--- WHAT YOU SHOULD DO ---
Count every line in the entries that follow where the word "title" appears, then state only the total.

--- ENTRIES PROVIDED ---
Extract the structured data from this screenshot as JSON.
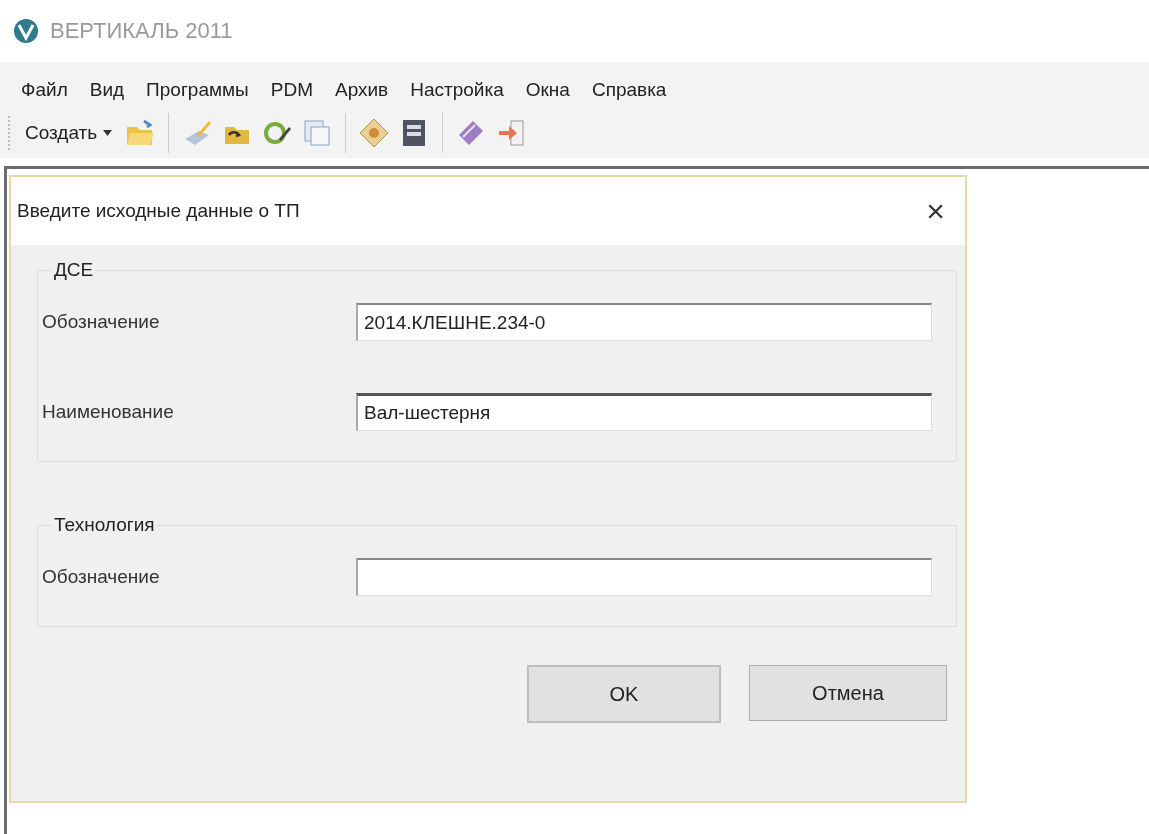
{
  "window": {
    "title": "ВЕРТИКАЛЬ 2011"
  },
  "menu": [
    "Файл",
    "Вид",
    "Программы",
    "PDM",
    "Архив",
    "Настройка",
    "Окна",
    "Справка"
  ],
  "toolbar": {
    "create_button": "Создать"
  },
  "dialog": {
    "title": "Введите исходные данные о ТП",
    "close": "×",
    "groups": [
      {
        "title": "ДСЕ",
        "fields": [
          {
            "label": "Обозначение",
            "value": "2014.КЛЕШНЕ.234-0",
            "focused": false
          },
          {
            "label": "Наименование",
            "value": "Вал-шестерня",
            "focused": true
          }
        ]
      },
      {
        "title": "Технология",
        "fields": [
          {
            "label": "Обозначение",
            "focused": false
          }
        ]
      }
    ],
    "buttons": [
      {
        "label": "OK",
        "default": true
      },
      {
        "label": "Отмена",
        "default": false
      }
    ]
  }
}
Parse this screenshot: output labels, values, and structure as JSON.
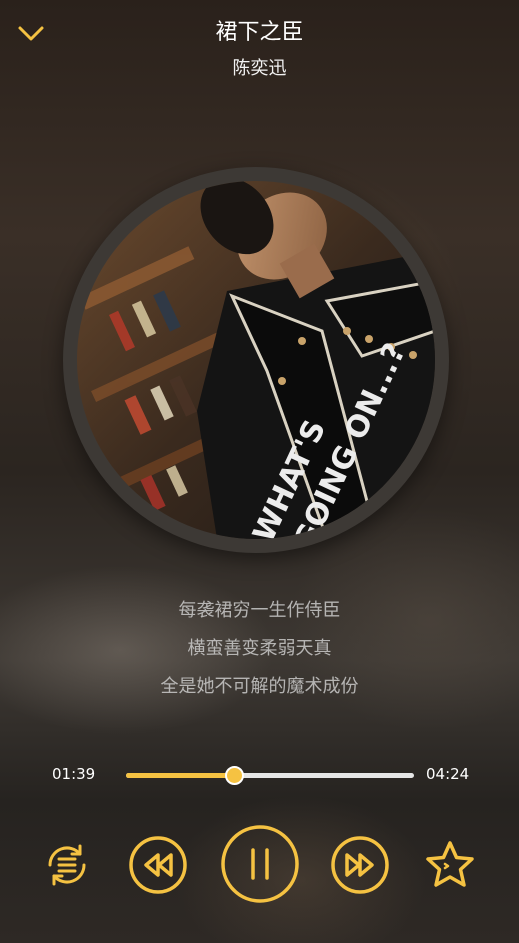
{
  "header": {
    "title": "裙下之臣",
    "artist": "陈奕迅",
    "back_icon": "chevron-down-icon"
  },
  "cover": {
    "shirt_text_line1": "WHAT'S",
    "shirt_text_line2": "GOING ON...?"
  },
  "lyrics": {
    "lines": [
      "每袭裙穷一生作侍臣",
      "横蛮善变柔弱天真",
      "全是她不可解的魔术成份"
    ]
  },
  "progress": {
    "current_time": "01:39",
    "total_time": "04:24",
    "fraction": 0.375
  },
  "controls": {
    "playlist_icon": "playlist-loop-icon",
    "previous_icon": "rewind-icon",
    "pause_icon": "pause-icon",
    "next_icon": "fast-forward-icon",
    "favorite_icon": "star-icon"
  },
  "colors": {
    "accent": "#f5c242",
    "text": "#ffffff",
    "track": "#e6e6e6"
  }
}
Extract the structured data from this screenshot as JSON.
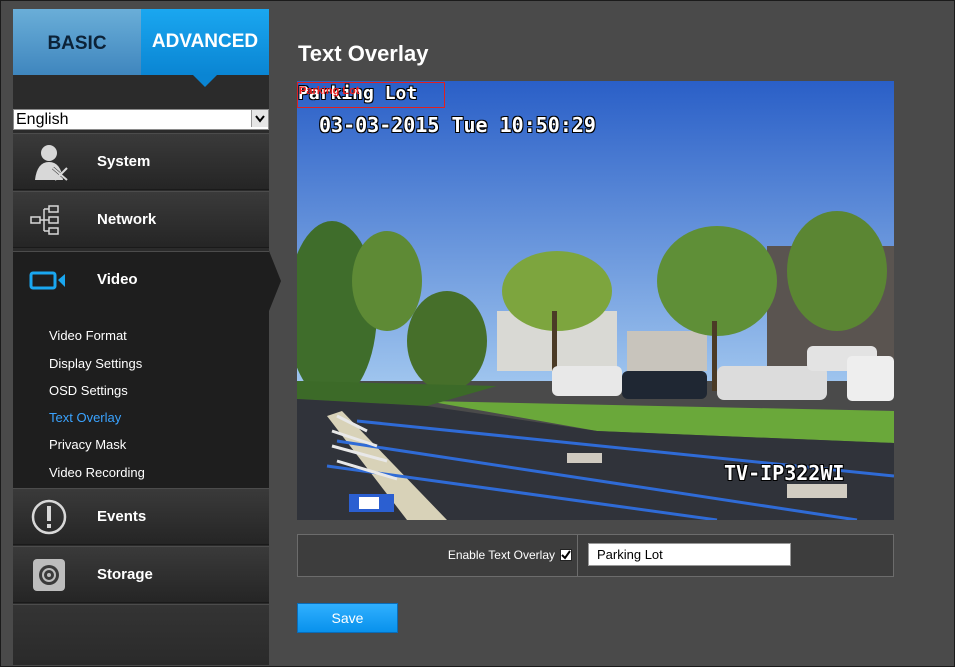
{
  "tabs": {
    "basic": "BASIC",
    "advanced": "ADVANCED"
  },
  "language": {
    "selected": "English"
  },
  "menu": {
    "system": "System",
    "network": "Network",
    "video": "Video",
    "video_sub": [
      "Video Format",
      "Display Settings",
      "OSD Settings",
      "Text Overlay",
      "Privacy Mask",
      "Video Recording"
    ],
    "events": "Events",
    "storage": "Storage"
  },
  "page": {
    "title": "Text Overlay"
  },
  "camera": {
    "overlay_text": "Parking Lot",
    "overlay_preview_text": "Parking Lot",
    "timestamp": "03-03-2015 Tue 10:50:29",
    "model": "TV-IP322WI"
  },
  "form": {
    "enable_label": "Enable Text Overlay",
    "enable_checked": true,
    "text_value": "Parking Lot"
  },
  "buttons": {
    "save": "Save"
  },
  "colors": {
    "accent": "#0a85d3",
    "active_link": "#3aa3ff",
    "background": "#4a4a4a"
  }
}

--- ANSWER FOR THE TASK ---
6